Records supplied:
= = = = = = =

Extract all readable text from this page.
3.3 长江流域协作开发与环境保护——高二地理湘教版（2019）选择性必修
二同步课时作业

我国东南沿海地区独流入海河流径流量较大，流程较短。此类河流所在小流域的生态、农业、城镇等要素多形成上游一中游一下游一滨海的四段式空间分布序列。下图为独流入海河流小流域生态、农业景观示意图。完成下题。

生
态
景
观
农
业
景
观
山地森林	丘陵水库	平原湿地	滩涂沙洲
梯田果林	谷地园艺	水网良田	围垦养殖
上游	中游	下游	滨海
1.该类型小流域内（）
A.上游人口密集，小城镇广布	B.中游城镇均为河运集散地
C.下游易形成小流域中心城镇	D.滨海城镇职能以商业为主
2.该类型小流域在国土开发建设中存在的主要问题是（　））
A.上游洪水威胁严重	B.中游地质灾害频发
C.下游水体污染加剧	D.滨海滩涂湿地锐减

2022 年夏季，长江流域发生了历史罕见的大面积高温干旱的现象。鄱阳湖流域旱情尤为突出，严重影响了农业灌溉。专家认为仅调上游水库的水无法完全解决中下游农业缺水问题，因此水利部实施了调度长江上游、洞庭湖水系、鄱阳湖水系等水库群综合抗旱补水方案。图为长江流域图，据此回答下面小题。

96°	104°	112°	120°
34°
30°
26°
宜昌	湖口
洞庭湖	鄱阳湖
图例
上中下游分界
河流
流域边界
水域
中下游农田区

= = = = = = =

Task objective: Repeat the entries above exactly, leaving nothing out.

Expected answer:
Extract all readable text from this page.
3.3 长江流域协作开发与环境保护——高二地理湘教版（2019）选择性必修
二同步课时作业

我国东南沿海地区独流入海河流径流量较大，流程较短。此类河流所在小流域的生态、农业、城镇等要素多形成上游一中游一下游一滨海的四段式空间分布序列。下图为独流入海河流小流域生态、农业景观示意图。完成下题。

生
态
景
观
农
业
景
观
山地森林	丘陵水库	平原湿地	滩涂沙洲
梯田果林	谷地园艺	水网良田	围垦养殖
上游	中游	下游	滨海
1.该类型小流域内（）
A.上游人口密集，小城镇广布	B.中游城镇均为河运集散地
C.下游易形成小流域中心城镇	D.滨海城镇职能以商业为主
2.该类型小流域在国土开发建设中存在的主要问题是（　））
A.上游洪水威胁严重	B.中游地质灾害频发
C.下游水体污染加剧	D.滨海滩涂湿地锐减

2022 年夏季，长江流域发生了历史罕见的大面积高温干旱的现象。鄱阳湖流域旱情尤为突出，严重影响了农业灌溉。专家认为仅调上游水库的水无法完全解决中下游农业缺水问题，因此水利部实施了调度长江上游、洞庭湖水系、鄱阳湖水系等水库群综合抗旱补水方案。图为长江流域图，据此回答下面小题。

96°	104°	112°	120°
34°
30°
26°
宜昌	湖口
洞庭湖	鄱阳湖
图例
上中下游分界
河流
流域边界
水域
中下游农田区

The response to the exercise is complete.